:: SHORT TASK ::
Give the number of lines in the records below that include "明确问题". Reply with that number alone.

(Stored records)
━━━━━━━━━━━━━━━━
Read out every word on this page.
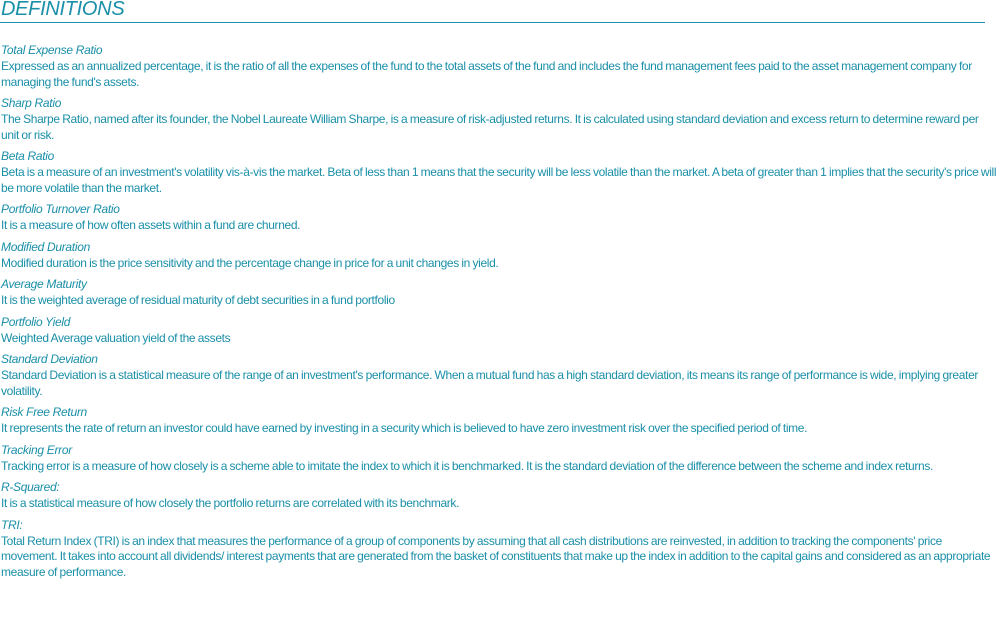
DEFINITIONS
Total Expense Ratio
Expressed as an annualized percentage, it is the ratio of all the expenses of the fund to the total assets of the fund and includes the fund management fees paid to the asset management company for managing the fund's assets.
Sharp Ratio
The Sharpe Ratio, named after its founder, the Nobel Laureate William Sharpe, is a measure of risk-adjusted returns. It is calculated using standard deviation and excess return to determine reward per unit or risk.
Beta Ratio
Beta is a measure of an investment's volatility vis-à-vis the market. Beta of less than 1 means that the security will be less volatile than the market. A beta of greater than 1 implies that the security's price will be more volatile than the market.
Portfolio Turnover Ratio
It is a measure of how often assets within a fund are churned.
Modified Duration
Modified duration is the price sensitivity and the percentage change in price for a unit changes in yield.
Average Maturity
It is the weighted average of residual maturity of debt securities in a fund portfolio
Portfolio Yield
Weighted Average valuation yield of the assets
Standard Deviation
Standard Deviation is a statistical measure of the range of an investment's performance. When a mutual fund has a high standard deviation, its means its range of performance is wide, implying greater volatility.
Risk Free Return
It represents the rate of return an investor could have earned by investing in a security which is believed to have zero investment risk over the specified period of time.
Tracking Error
Tracking error is a measure of how closely is a scheme able to imitate the index to which it is benchmarked. It is the standard deviation of the difference between the scheme and index returns.
R-Squared:
It is a statistical measure of how closely the portfolio returns are correlated with its benchmark.
TRI:
Total Return Index (TRI) is an index that measures the performance of a group of components by assuming that all cash distributions are reinvested, in addition to tracking the components' price movement. It takes into account all dividends/ interest payments that are generated from the basket of constituents that make up the index in addition to the capital gains and considered as an appropriate measure of performance.
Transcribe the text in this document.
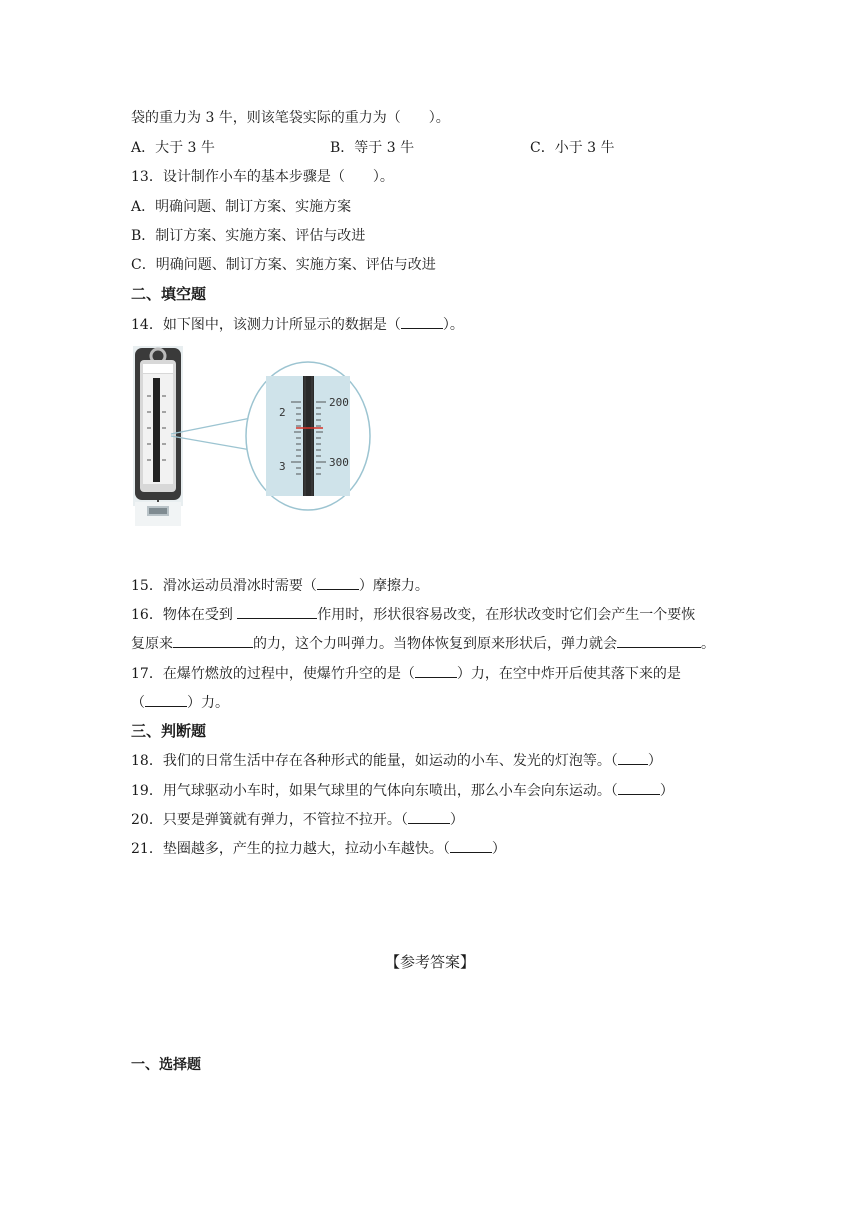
袋的重力为 3 牛，则该笔袋实际的重力为（　　）。
A．大于 3 牛	B．等于 3 牛	C．小于 3 牛
13．设计制作小车的基本步骤是（　　）。
A．明确问题、制订方案、实施方案
B．制订方案、实施方案、评估与改进
C．明确问题、制订方案、实施方案、评估与改进
二、填空题
14．如下图中，该测力计所显示的数据是（	）。
2
3
200
300
15．滑冰运动员滑冰时需要（	）摩擦力。
16．物体在受到	作用时，形状很容易改变，在形状改变时它们会产生一个要恢
复原来	的力，这个力叫弹力。当物体恢复到原来形状后，弹力就会	。
17．在爆竹燃放的过程中，使爆竹升空的是（	）力，在空中炸开后使其落下来的是
（	）力。
三、判断题
18．我们的日常生活中存在各种形式的能量，如运动的小车、发光的灯泡等。（ ）
19．用气球驱动小车时，如果气球里的气体向东喷出，那么小车会向东运动。（	）
20．只要是弹簧就有弹力，不管拉不拉开。（	）
21．垫圈越多，产生的拉力越大，拉动小车越快。（	）
【参考答案】
一、选择题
━━━━━━━━━━━━━━━━
:: EXERCISE ANSWER ::
2